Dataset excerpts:

◇ ◇ ◇

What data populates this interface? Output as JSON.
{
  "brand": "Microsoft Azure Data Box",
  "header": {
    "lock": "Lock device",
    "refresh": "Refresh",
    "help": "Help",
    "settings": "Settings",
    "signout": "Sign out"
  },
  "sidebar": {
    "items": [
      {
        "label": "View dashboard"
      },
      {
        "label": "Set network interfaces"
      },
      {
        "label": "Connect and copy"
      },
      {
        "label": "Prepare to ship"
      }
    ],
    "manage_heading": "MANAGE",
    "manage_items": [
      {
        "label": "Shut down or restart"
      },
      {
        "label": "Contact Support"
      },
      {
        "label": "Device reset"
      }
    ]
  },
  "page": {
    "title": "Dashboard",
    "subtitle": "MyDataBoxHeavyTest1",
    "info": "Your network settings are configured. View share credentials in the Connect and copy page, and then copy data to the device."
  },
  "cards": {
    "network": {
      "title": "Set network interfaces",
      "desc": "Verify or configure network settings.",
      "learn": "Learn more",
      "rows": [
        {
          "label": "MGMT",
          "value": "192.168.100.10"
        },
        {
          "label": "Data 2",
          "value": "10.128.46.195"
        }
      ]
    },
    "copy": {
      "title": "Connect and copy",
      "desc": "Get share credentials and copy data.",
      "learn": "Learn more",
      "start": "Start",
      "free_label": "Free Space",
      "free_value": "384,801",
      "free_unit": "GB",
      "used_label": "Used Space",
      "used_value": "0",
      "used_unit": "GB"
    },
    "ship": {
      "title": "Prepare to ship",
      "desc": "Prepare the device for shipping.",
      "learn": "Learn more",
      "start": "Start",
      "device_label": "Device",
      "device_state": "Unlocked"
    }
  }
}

◇ ◇ ◇

§ **SHORT EXERCISE**
Extract from the material all lines containing the string "credentials".

§ **PROBLEM SOLUTION**
    "info": "Your network settings are configured. View share credentials in the Connect and copy page, and then copy data to the device."
      "desc": "Get share credentials and copy data.",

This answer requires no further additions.